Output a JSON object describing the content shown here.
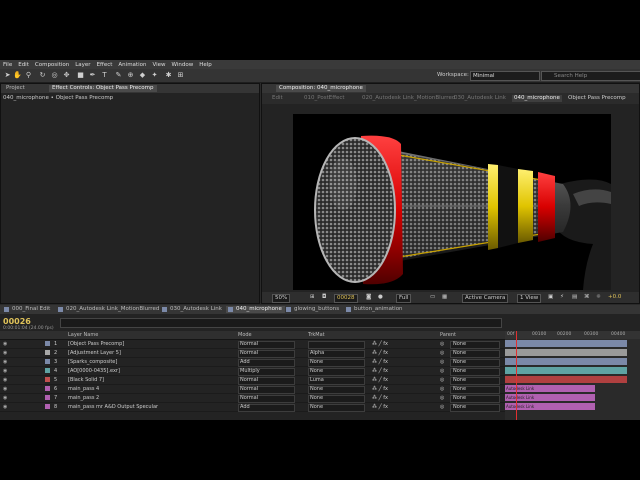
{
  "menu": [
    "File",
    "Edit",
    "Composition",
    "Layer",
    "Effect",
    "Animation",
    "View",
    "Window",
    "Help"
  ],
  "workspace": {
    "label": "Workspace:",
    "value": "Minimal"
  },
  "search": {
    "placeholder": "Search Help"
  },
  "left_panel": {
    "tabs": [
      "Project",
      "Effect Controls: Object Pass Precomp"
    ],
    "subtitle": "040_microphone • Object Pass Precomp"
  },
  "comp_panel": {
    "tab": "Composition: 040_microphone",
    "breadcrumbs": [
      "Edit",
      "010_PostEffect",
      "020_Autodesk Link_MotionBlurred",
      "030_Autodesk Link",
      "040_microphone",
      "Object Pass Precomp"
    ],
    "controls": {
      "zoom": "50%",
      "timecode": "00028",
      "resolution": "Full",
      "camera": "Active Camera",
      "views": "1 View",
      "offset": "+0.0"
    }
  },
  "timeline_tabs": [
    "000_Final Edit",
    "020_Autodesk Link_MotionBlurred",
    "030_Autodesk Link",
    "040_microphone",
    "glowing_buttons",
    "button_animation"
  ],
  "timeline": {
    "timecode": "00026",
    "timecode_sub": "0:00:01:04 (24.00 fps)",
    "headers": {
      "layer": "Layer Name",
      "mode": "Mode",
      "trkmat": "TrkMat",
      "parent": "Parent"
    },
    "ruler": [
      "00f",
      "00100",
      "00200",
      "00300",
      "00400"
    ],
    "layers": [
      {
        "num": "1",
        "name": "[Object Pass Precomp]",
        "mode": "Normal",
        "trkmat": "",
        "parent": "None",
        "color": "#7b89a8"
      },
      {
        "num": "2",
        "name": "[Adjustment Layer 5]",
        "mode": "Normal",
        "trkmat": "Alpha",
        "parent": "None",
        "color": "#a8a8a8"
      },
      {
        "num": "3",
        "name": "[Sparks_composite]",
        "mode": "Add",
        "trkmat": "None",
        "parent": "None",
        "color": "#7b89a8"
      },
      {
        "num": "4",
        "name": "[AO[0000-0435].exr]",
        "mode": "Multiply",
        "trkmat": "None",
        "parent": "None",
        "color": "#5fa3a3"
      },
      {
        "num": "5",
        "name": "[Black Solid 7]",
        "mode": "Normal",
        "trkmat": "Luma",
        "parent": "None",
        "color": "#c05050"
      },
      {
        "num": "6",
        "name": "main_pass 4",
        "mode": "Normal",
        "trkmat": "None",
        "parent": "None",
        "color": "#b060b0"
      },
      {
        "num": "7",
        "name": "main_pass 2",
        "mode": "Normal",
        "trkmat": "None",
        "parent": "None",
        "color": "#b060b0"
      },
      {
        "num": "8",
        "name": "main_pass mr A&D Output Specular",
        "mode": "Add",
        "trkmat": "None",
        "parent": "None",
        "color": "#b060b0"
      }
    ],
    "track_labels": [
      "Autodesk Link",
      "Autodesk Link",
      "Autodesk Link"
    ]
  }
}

...

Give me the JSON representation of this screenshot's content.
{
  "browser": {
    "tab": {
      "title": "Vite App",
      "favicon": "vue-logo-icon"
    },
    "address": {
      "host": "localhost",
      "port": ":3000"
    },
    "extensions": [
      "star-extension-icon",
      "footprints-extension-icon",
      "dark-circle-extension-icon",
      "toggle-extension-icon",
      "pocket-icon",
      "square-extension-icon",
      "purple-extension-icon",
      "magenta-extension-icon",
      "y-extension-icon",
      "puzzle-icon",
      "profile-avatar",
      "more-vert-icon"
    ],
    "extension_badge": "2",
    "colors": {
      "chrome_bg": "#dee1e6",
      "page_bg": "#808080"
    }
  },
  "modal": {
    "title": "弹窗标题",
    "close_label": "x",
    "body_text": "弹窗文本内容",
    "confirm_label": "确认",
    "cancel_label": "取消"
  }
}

### [WHAT THE EXERCISE ASKS]
Locate the word "Composition" in the records and collect each line it appears in.

### [RESULT FOR THIS TASK]
    "Composition",
    "tab": "Composition: 040_microphone",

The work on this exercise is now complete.